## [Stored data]
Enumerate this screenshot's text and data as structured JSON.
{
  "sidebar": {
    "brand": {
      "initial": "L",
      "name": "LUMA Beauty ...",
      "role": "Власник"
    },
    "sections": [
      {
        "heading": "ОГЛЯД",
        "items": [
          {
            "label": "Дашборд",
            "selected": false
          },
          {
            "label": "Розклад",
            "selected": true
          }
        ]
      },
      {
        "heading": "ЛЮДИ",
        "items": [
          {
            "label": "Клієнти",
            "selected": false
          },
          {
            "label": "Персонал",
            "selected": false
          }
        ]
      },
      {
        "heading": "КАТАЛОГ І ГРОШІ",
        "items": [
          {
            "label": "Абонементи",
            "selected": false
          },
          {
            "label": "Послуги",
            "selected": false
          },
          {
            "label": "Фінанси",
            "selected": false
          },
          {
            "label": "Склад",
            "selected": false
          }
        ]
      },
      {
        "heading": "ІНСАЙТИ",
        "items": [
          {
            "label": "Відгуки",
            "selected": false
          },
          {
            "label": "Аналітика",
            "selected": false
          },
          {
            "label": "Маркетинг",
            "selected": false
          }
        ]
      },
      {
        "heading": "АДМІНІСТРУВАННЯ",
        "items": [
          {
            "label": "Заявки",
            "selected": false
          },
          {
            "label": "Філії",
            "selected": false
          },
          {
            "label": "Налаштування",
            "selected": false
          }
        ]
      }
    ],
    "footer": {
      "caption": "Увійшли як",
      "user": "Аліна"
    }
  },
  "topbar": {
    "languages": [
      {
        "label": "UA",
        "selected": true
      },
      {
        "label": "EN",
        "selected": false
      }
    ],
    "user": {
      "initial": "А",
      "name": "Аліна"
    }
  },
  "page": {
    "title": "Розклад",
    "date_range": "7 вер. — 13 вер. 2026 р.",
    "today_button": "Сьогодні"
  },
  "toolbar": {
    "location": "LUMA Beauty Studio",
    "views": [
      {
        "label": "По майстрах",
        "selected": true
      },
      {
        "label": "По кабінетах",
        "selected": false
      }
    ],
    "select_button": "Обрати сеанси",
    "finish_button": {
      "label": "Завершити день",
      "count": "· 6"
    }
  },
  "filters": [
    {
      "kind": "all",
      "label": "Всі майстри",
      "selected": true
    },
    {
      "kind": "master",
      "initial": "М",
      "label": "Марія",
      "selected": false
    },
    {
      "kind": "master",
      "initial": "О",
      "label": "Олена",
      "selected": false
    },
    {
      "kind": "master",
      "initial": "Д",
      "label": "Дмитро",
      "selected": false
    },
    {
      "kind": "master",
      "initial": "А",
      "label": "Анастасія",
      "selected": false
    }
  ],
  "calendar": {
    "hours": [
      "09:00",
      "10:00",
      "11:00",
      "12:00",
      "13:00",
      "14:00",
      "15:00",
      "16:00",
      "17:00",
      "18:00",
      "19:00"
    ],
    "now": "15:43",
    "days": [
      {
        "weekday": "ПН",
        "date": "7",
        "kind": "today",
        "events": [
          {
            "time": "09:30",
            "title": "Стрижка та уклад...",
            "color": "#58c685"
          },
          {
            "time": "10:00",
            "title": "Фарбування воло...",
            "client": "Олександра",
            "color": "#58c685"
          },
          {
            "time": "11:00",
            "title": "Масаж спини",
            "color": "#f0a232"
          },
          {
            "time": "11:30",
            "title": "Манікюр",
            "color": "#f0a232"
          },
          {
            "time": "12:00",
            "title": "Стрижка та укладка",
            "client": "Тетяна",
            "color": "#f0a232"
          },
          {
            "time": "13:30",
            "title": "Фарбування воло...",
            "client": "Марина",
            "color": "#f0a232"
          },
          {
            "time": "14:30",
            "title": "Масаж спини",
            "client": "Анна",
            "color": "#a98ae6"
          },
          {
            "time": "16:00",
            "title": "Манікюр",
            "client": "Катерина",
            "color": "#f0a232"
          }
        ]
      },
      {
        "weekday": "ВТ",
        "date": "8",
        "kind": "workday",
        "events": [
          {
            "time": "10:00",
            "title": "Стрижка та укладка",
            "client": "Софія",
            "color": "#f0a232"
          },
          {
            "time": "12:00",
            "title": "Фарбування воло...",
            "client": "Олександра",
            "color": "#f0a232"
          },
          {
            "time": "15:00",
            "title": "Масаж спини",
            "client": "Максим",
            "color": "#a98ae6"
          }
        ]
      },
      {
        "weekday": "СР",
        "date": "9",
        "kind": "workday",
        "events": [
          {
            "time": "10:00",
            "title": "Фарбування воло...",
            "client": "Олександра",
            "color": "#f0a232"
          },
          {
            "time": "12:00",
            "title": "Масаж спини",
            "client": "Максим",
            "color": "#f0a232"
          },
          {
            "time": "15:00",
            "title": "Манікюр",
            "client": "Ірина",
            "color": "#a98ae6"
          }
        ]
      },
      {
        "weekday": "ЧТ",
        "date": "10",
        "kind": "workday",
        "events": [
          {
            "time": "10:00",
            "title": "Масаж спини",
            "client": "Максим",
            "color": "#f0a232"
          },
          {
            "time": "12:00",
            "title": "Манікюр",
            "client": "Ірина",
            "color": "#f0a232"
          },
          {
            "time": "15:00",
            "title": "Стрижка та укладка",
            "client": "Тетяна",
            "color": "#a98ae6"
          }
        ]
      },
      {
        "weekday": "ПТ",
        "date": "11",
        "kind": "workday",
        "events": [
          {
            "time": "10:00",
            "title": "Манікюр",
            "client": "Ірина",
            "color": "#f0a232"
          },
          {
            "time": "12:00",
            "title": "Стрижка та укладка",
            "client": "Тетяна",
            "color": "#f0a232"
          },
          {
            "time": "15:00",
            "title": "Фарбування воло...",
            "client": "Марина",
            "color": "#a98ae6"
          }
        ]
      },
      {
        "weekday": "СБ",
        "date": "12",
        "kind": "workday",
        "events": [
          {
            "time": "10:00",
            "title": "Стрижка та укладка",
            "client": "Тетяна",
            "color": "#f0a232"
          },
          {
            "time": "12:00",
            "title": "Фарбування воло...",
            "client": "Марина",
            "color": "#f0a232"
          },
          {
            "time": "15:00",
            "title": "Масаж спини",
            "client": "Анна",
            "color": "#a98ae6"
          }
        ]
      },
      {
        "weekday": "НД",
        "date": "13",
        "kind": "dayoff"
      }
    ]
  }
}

## [Short problem]
Gather each line from the listing above that holds "true".

## [Output]
            "selected": true
        "selected": true
        "selected": true
      "selected": true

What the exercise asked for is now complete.